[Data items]
______________________________
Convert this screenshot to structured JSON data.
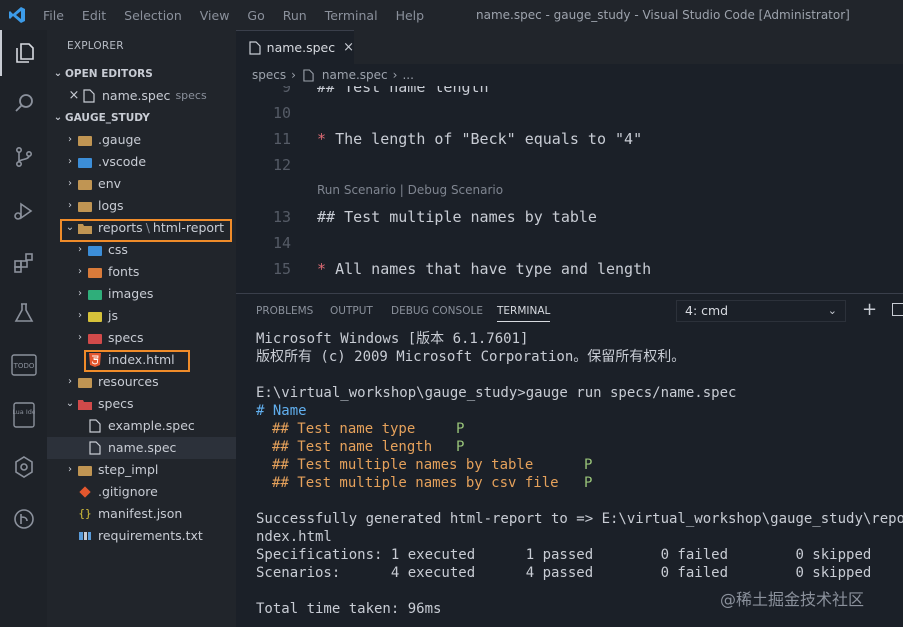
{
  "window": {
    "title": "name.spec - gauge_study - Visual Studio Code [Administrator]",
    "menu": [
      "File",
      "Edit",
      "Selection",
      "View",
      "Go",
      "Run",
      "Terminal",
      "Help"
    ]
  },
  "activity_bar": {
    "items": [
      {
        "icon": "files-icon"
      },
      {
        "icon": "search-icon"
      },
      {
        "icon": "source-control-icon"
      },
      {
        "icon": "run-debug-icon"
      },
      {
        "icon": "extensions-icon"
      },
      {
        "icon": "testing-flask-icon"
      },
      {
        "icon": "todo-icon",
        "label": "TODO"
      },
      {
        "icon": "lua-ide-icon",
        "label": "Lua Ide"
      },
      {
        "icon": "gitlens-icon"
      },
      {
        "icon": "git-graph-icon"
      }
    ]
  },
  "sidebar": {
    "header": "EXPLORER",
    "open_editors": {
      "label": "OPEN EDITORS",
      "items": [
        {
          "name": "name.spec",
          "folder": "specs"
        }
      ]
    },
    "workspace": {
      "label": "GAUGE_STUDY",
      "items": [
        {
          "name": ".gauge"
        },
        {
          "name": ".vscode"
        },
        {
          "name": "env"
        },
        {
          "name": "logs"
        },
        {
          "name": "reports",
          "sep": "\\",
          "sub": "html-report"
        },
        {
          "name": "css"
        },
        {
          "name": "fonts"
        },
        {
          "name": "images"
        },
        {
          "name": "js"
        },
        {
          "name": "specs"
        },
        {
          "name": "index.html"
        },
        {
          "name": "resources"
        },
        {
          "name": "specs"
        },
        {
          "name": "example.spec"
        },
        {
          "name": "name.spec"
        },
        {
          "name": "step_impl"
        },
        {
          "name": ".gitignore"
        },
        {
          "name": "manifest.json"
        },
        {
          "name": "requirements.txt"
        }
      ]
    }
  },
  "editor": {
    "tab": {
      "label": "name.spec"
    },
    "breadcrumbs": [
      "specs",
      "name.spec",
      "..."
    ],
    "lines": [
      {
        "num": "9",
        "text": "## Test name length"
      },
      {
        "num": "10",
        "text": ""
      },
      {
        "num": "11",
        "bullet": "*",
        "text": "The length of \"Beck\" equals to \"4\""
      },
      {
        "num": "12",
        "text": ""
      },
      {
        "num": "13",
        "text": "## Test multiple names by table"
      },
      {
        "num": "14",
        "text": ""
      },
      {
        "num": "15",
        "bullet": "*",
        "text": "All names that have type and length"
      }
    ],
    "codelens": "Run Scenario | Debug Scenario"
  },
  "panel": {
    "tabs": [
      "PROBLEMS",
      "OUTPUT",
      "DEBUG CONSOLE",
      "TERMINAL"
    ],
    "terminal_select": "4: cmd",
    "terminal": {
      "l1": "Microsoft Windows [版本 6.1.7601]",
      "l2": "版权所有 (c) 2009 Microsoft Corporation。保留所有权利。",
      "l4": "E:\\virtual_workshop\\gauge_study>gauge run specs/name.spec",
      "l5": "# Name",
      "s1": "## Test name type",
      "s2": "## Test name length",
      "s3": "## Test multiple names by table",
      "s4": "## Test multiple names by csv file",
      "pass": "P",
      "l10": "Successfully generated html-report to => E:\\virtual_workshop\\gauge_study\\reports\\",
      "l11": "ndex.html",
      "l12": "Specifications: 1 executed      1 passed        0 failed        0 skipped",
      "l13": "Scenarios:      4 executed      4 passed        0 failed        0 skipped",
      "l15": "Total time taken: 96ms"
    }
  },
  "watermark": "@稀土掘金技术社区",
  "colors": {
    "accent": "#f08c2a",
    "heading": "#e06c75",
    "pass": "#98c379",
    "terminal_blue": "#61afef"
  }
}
______________________________
**What to produce:** Using the material above, set down every line exactly, but skip the pictures.

**Right answer:**
Convert this screenshot to structured JSON data.
{
  "window": {
    "title": "name.spec - gauge_study - Visual Studio Code [Administrator]",
    "menu": [
      "File",
      "Edit",
      "Selection",
      "View",
      "Go",
      "Run",
      "Terminal",
      "Help"
    ]
  },
  "activity_bar": {
    "items": [
      {
        "icon": "files-icon"
      },
      {
        "icon": "search-icon"
      },
      {
        "icon": "source-control-icon"
      },
      {
        "icon": "run-debug-icon"
      },
      {
        "icon": "extensions-icon"
      },
      {
        "icon": "testing-flask-icon"
      },
      {
        "icon": "todo-icon",
        "label": "TODO"
      },
      {
        "icon": "lua-ide-icon",
        "label": "Lua Ide"
      },
      {
        "icon": "gitlens-icon"
      },
      {
        "icon": "git-graph-icon"
      }
    ]
  },
  "sidebar": {
    "header": "EXPLORER",
    "open_editors": {
      "label": "OPEN EDITORS",
      "items": [
        {
          "name": "name.spec",
          "folder": "specs"
        }
      ]
    },
    "workspace": {
      "label": "GAUGE_STUDY",
      "items": [
        {
          "name": ".gauge"
        },
        {
          "name": ".vscode"
        },
        {
          "name": "env"
        },
        {
          "name": "logs"
        },
        {
          "name": "reports",
          "sep": "\\",
          "sub": "html-report"
        },
        {
          "name": "css"
        },
        {
          "name": "fonts"
        },
        {
          "name": "images"
        },
        {
          "name": "js"
        },
        {
          "name": "specs"
        },
        {
          "name": "index.html"
        },
        {
          "name": "resources"
        },
        {
          "name": "specs"
        },
        {
          "name": "example.spec"
        },
        {
          "name": "name.spec"
        },
        {
          "name": "step_impl"
        },
        {
          "name": ".gitignore"
        },
        {
          "name": "manifest.json"
        },
        {
          "name": "requirements.txt"
        }
      ]
    }
  },
  "editor": {
    "tab": {
      "label": "name.spec"
    },
    "breadcrumbs": [
      "specs",
      "name.spec",
      "..."
    ],
    "lines": [
      {
        "num": "9",
        "text": "## Test name length"
      },
      {
        "num": "10",
        "text": ""
      },
      {
        "num": "11",
        "bullet": "*",
        "text": "The length of \"Beck\" equals to \"4\""
      },
      {
        "num": "12",
        "text": ""
      },
      {
        "num": "13",
        "text": "## Test multiple names by table"
      },
      {
        "num": "14",
        "text": ""
      },
      {
        "num": "15",
        "bullet": "*",
        "text": "All names that have type and length"
      }
    ],
    "codelens": "Run Scenario | Debug Scenario"
  },
  "panel": {
    "tabs": [
      "PROBLEMS",
      "OUTPUT",
      "DEBUG CONSOLE",
      "TERMINAL"
    ],
    "terminal_select": "4: cmd",
    "terminal": {
      "l1": "Microsoft Windows [版本 6.1.7601]",
      "l2": "版权所有 (c) 2009 Microsoft Corporation。保留所有权利。",
      "l4": "E:\\virtual_workshop\\gauge_study>gauge run specs/name.spec",
      "l5": "# Name",
      "s1": "## Test name type",
      "s2": "## Test name length",
      "s3": "## Test multiple names by table",
      "s4": "## Test multiple names by csv file",
      "pass": "P",
      "l10": "Successfully generated html-report to => E:\\virtual_workshop\\gauge_study\\reports\\",
      "l11": "ndex.html",
      "l12": "Specifications: 1 executed      1 passed        0 failed        0 skipped",
      "l13": "Scenarios:      4 executed      4 passed        0 failed        0 skipped",
      "l15": "Total time taken: 96ms"
    }
  },
  "watermark": "@稀土掘金技术社区",
  "colors": {
    "accent": "#f08c2a",
    "heading": "#e06c75",
    "pass": "#98c379",
    "terminal_blue": "#61afef"
  }
}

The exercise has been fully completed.